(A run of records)
···

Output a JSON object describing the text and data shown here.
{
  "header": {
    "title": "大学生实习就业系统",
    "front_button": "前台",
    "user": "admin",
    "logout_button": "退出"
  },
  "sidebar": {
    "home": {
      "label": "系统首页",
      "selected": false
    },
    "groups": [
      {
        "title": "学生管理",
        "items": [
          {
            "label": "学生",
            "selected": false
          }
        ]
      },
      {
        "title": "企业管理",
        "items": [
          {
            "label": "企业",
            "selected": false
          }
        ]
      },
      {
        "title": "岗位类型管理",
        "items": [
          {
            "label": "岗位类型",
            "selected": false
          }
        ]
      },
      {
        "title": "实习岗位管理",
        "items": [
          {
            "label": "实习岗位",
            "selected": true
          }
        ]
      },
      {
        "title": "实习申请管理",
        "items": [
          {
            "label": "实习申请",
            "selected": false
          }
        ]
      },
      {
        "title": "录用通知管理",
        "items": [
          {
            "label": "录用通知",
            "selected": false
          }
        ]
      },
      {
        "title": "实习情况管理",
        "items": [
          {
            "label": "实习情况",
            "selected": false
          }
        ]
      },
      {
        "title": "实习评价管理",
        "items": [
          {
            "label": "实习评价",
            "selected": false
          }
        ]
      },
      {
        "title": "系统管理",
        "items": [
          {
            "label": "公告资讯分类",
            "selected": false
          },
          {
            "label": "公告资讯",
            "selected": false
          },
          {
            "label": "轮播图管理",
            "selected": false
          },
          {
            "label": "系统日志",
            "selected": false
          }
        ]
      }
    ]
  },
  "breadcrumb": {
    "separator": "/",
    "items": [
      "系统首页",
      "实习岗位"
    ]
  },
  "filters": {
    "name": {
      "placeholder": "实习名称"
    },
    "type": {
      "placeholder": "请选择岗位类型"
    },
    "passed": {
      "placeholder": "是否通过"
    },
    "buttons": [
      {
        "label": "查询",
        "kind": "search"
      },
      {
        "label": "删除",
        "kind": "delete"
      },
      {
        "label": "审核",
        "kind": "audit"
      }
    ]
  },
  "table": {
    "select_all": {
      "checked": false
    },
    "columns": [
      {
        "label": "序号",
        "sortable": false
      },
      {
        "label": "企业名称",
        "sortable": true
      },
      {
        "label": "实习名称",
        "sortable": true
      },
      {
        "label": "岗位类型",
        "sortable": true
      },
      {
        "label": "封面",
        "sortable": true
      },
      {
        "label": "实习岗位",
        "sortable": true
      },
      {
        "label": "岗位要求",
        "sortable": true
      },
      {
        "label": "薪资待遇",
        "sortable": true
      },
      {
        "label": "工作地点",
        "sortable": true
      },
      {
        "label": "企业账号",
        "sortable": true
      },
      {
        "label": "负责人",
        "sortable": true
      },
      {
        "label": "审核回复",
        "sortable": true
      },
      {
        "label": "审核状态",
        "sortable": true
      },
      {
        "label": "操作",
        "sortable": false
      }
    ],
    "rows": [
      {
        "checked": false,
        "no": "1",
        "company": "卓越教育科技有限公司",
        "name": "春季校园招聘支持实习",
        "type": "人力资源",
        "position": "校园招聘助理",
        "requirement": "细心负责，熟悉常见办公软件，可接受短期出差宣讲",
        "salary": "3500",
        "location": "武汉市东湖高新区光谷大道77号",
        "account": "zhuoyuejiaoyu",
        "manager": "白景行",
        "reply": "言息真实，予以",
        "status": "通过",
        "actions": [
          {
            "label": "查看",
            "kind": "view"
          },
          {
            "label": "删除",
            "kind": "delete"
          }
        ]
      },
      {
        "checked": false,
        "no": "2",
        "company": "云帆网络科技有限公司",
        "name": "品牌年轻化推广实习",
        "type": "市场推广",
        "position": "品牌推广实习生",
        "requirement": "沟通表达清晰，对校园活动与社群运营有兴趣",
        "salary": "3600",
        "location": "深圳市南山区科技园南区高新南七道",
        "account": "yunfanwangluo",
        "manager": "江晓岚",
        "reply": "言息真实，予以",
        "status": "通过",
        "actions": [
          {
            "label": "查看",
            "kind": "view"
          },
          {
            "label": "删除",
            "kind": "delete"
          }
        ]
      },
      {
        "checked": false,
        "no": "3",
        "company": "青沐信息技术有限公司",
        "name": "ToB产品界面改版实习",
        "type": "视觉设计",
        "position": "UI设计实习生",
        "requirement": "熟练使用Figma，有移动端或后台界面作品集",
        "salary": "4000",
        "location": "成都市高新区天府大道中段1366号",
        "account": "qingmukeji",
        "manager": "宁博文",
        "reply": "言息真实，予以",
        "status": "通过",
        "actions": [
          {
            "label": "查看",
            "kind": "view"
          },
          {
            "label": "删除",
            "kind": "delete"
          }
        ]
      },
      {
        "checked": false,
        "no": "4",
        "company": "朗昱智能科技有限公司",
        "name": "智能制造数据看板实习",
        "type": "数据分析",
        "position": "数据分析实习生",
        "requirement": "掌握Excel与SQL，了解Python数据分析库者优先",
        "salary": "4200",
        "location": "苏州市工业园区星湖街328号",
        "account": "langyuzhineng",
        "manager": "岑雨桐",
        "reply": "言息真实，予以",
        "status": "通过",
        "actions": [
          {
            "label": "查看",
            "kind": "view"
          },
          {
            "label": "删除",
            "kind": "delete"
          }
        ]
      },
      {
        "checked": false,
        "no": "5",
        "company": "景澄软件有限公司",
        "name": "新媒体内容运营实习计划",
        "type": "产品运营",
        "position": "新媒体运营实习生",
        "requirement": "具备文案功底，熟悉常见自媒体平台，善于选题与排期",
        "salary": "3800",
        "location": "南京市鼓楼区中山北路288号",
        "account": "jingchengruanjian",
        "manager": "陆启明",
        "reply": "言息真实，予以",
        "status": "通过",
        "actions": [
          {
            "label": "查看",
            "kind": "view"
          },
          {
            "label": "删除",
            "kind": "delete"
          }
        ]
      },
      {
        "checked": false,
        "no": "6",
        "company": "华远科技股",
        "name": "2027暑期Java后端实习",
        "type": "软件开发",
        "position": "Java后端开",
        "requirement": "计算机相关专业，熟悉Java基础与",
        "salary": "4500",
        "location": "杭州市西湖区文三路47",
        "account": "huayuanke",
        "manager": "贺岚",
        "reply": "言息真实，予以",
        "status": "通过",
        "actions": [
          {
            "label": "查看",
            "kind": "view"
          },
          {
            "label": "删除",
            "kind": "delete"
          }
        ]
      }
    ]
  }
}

···

- _Task requirements_
All of the lines above need to be given again exactly.

- _The output_
Output a JSON object describing the text and data shown here.
{
  "header": {
    "title": "大学生实习就业系统",
    "front_button": "前台",
    "user": "admin",
    "logout_button": "退出"
  },
  "sidebar": {
    "home": {
      "label": "系统首页",
      "selected": false
    },
    "groups": [
      {
        "title": "学生管理",
        "items": [
          {
            "label": "学生",
            "selected": false
          }
        ]
      },
      {
        "title": "企业管理",
        "items": [
          {
            "label": "企业",
            "selected": false
          }
        ]
      },
      {
        "title": "岗位类型管理",
        "items": [
          {
            "label": "岗位类型",
            "selected": false
          }
        ]
      },
      {
        "title": "实习岗位管理",
        "items": [
          {
            "label": "实习岗位",
            "selected": true
          }
        ]
      },
      {
        "title": "实习申请管理",
        "items": [
          {
            "label": "实习申请",
            "selected": false
          }
        ]
      },
      {
        "title": "录用通知管理",
        "items": [
          {
            "label": "录用通知",
            "selected": false
          }
        ]
      },
      {
        "title": "实习情况管理",
        "items": [
          {
            "label": "实习情况",
            "selected": false
          }
        ]
      },
      {
        "title": "实习评价管理",
        "items": [
          {
            "label": "实习评价",
            "selected": false
          }
        ]
      },
      {
        "title": "系统管理",
        "items": [
          {
            "label": "公告资讯分类",
            "selected": false
          },
          {
            "label": "公告资讯",
            "selected": false
          },
          {
            "label": "轮播图管理",
            "selected": false
          },
          {
            "label": "系统日志",
            "selected": false
          }
        ]
      }
    ]
  },
  "breadcrumb": {
    "separator": "/",
    "items": [
      "系统首页",
      "实习岗位"
    ]
  },
  "filters": {
    "name": {
      "placeholder": "实习名称"
    },
    "type": {
      "placeholder": "请选择岗位类型"
    },
    "passed": {
      "placeholder": "是否通过"
    },
    "buttons": [
      {
        "label": "查询",
        "kind": "search"
      },
      {
        "label": "删除",
        "kind": "delete"
      },
      {
        "label": "审核",
        "kind": "audit"
      }
    ]
  },
  "table": {
    "select_all": {
      "checked": false
    },
    "columns": [
      {
        "label": "序号",
        "sortable": false
      },
      {
        "label": "企业名称",
        "sortable": true
      },
      {
        "label": "实习名称",
        "sortable": true
      },
      {
        "label": "岗位类型",
        "sortable": true
      },
      {
        "label": "封面",
        "sortable": true
      },
      {
        "label": "实习岗位",
        "sortable": true
      },
      {
        "label": "岗位要求",
        "sortable": true
      },
      {
        "label": "薪资待遇",
        "sortable": true
      },
      {
        "label": "工作地点",
        "sortable": true
      },
      {
        "label": "企业账号",
        "sortable": true
      },
      {
        "label": "负责人",
        "sortable": true
      },
      {
        "label": "审核回复",
        "sortable": true
      },
      {
        "label": "审核状态",
        "sortable": true
      },
      {
        "label": "操作",
        "sortable": false
      }
    ],
    "rows": [
      {
        "checked": false,
        "no": "1",
        "company": "卓越教育科技有限公司",
        "name": "春季校园招聘支持实习",
        "type": "人力资源",
        "position": "校园招聘助理",
        "requirement": "细心负责，熟悉常见办公软件，可接受短期出差宣讲",
        "salary": "3500",
        "location": "武汉市东湖高新区光谷大道77号",
        "account": "zhuoyuejiaoyu",
        "manager": "白景行",
        "reply": "言息真实，予以",
        "status": "通过",
        "actions": [
          {
            "label": "查看",
            "kind": "view"
          },
          {
            "label": "删除",
            "kind": "delete"
          }
        ]
      },
      {
        "checked": false,
        "no": "2",
        "company": "云帆网络科技有限公司",
        "name": "品牌年轻化推广实习",
        "type": "市场推广",
        "position": "品牌推广实习生",
        "requirement": "沟通表达清晰，对校园活动与社群运营有兴趣",
        "salary": "3600",
        "location": "深圳市南山区科技园南区高新南七道",
        "account": "yunfanwangluo",
        "manager": "江晓岚",
        "reply": "言息真实，予以",
        "status": "通过",
        "actions": [
          {
            "label": "查看",
            "kind": "view"
          },
          {
            "label": "删除",
            "kind": "delete"
          }
        ]
      },
      {
        "checked": false,
        "no": "3",
        "company": "青沐信息技术有限公司",
        "name": "ToB产品界面改版实习",
        "type": "视觉设计",
        "position": "UI设计实习生",
        "requirement": "熟练使用Figma，有移动端或后台界面作品集",
        "salary": "4000",
        "location": "成都市高新区天府大道中段1366号",
        "account": "qingmukeji",
        "manager": "宁博文",
        "reply": "言息真实，予以",
        "status": "通过",
        "actions": [
          {
            "label": "查看",
            "kind": "view"
          },
          {
            "label": "删除",
            "kind": "delete"
          }
        ]
      },
      {
        "checked": false,
        "no": "4",
        "company": "朗昱智能科技有限公司",
        "name": "智能制造数据看板实习",
        "type": "数据分析",
        "position": "数据分析实习生",
        "requirement": "掌握Excel与SQL，了解Python数据分析库者优先",
        "salary": "4200",
        "location": "苏州市工业园区星湖街328号",
        "account": "langyuzhineng",
        "manager": "岑雨桐",
        "reply": "言息真实，予以",
        "status": "通过",
        "actions": [
          {
            "label": "查看",
            "kind": "view"
          },
          {
            "label": "删除",
            "kind": "delete"
          }
        ]
      },
      {
        "checked": false,
        "no": "5",
        "company": "景澄软件有限公司",
        "name": "新媒体内容运营实习计划",
        "type": "产品运营",
        "position": "新媒体运营实习生",
        "requirement": "具备文案功底，熟悉常见自媒体平台，善于选题与排期",
        "salary": "3800",
        "location": "南京市鼓楼区中山北路288号",
        "account": "jingchengruanjian",
        "manager": "陆启明",
        "reply": "言息真实，予以",
        "status": "通过",
        "actions": [
          {
            "label": "查看",
            "kind": "view"
          },
          {
            "label": "删除",
            "kind": "delete"
          }
        ]
      },
      {
        "checked": false,
        "no": "6",
        "company": "华远科技股",
        "name": "2027暑期Java后端实习",
        "type": "软件开发",
        "position": "Java后端开",
        "requirement": "计算机相关专业，熟悉Java基础与",
        "salary": "4500",
        "location": "杭州市西湖区文三路47",
        "account": "huayuanke",
        "manager": "贺岚",
        "reply": "言息真实，予以",
        "status": "通过",
        "actions": [
          {
            "label": "查看",
            "kind": "view"
          },
          {
            "label": "删除",
            "kind": "delete"
          }
        ]
      }
    ]
  }
}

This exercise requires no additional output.